Using the records provided below, locate and copy each line that contains the word "frac".
====================
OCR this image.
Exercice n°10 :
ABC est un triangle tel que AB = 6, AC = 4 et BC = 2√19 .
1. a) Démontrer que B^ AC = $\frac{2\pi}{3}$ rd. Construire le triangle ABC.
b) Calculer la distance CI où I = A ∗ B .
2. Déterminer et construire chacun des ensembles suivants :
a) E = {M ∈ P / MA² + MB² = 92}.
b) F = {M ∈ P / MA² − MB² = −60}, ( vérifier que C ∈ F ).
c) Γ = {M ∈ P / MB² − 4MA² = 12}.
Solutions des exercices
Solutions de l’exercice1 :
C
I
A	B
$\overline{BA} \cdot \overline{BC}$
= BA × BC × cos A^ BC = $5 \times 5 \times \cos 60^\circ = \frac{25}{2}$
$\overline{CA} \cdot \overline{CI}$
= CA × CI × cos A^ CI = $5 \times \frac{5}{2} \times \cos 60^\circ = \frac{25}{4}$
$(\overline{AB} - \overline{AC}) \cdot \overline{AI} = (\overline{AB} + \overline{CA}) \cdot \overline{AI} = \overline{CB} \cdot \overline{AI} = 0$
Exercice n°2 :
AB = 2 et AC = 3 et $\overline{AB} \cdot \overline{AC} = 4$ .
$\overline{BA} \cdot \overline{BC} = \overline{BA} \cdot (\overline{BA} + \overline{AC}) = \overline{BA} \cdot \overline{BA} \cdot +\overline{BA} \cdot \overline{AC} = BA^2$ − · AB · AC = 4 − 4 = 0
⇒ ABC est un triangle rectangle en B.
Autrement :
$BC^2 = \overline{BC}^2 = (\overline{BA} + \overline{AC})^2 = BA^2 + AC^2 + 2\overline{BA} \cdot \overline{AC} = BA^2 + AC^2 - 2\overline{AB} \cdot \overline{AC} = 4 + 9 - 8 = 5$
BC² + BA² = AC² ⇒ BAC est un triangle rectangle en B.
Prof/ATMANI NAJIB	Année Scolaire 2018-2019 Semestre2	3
====================
• SOLVED EXERCISE:
1. a) Démontrer que B^ AC = $\frac{2\pi}{3}$ rd. Construire le triangle ABC.
= BA × BC × cos A^ BC = $5 \times 5 \times \cos 60^\circ = \frac{25}{2}$
= CA × CI × cos A^ CI = $5 \times \frac{5}{2} \times \cos 60^\circ = \frac{25}{4}$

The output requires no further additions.